Entries from a dataset
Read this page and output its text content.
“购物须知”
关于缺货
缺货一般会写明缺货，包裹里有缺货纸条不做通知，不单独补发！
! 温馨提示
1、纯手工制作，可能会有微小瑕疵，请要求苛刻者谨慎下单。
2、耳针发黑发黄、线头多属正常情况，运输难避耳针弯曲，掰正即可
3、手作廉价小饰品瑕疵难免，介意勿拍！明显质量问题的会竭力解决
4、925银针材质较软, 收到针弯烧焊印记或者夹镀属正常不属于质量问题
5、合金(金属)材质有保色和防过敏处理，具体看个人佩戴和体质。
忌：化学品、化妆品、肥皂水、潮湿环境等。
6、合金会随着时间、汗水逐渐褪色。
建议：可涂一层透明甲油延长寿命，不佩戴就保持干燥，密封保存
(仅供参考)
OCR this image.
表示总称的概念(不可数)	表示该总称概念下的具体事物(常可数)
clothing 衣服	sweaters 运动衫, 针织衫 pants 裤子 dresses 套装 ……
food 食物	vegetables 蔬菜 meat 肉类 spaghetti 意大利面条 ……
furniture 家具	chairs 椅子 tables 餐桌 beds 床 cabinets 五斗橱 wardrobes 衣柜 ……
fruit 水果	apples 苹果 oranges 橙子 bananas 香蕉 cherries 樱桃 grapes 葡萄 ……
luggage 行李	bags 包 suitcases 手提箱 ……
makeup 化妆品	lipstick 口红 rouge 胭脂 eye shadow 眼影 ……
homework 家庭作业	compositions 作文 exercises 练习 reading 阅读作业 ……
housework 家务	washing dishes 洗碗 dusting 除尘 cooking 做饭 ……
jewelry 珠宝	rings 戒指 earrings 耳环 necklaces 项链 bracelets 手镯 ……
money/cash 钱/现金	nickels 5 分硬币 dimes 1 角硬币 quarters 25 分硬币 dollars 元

[Written request]
Copy out every line of the listing that includes the string "this".

[Exercise output]
Read this page and output its text content.
OCR this image.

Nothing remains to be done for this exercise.